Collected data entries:
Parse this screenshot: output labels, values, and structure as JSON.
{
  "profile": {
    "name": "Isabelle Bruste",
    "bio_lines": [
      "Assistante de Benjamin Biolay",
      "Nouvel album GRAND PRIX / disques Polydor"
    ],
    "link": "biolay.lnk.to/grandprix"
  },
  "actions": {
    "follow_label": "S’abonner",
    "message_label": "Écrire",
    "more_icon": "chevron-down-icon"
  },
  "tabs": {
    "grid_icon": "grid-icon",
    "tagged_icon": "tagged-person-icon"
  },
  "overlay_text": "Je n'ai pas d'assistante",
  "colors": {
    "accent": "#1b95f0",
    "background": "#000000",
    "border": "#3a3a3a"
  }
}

▶ _THE TASK_
Send back all of the entries exactly, with nothing missing.

▶ _EXERCISE OUTPUT_
Parse this screenshot: output labels, values, and structure as JSON.
{
  "profile": {
    "name": "Isabelle Bruste",
    "bio_lines": [
      "Assistante de Benjamin Biolay",
      "Nouvel album GRAND PRIX / disques Polydor"
    ],
    "link": "biolay.lnk.to/grandprix"
  },
  "actions": {
    "follow_label": "S’abonner",
    "message_label": "Écrire",
    "more_icon": "chevron-down-icon"
  },
  "tabs": {
    "grid_icon": "grid-icon",
    "tagged_icon": "tagged-person-icon"
  },
  "overlay_text": "Je n'ai pas d'assistante",
  "colors": {
    "accent": "#1b95f0",
    "background": "#000000",
    "border": "#3a3a3a"
  }
}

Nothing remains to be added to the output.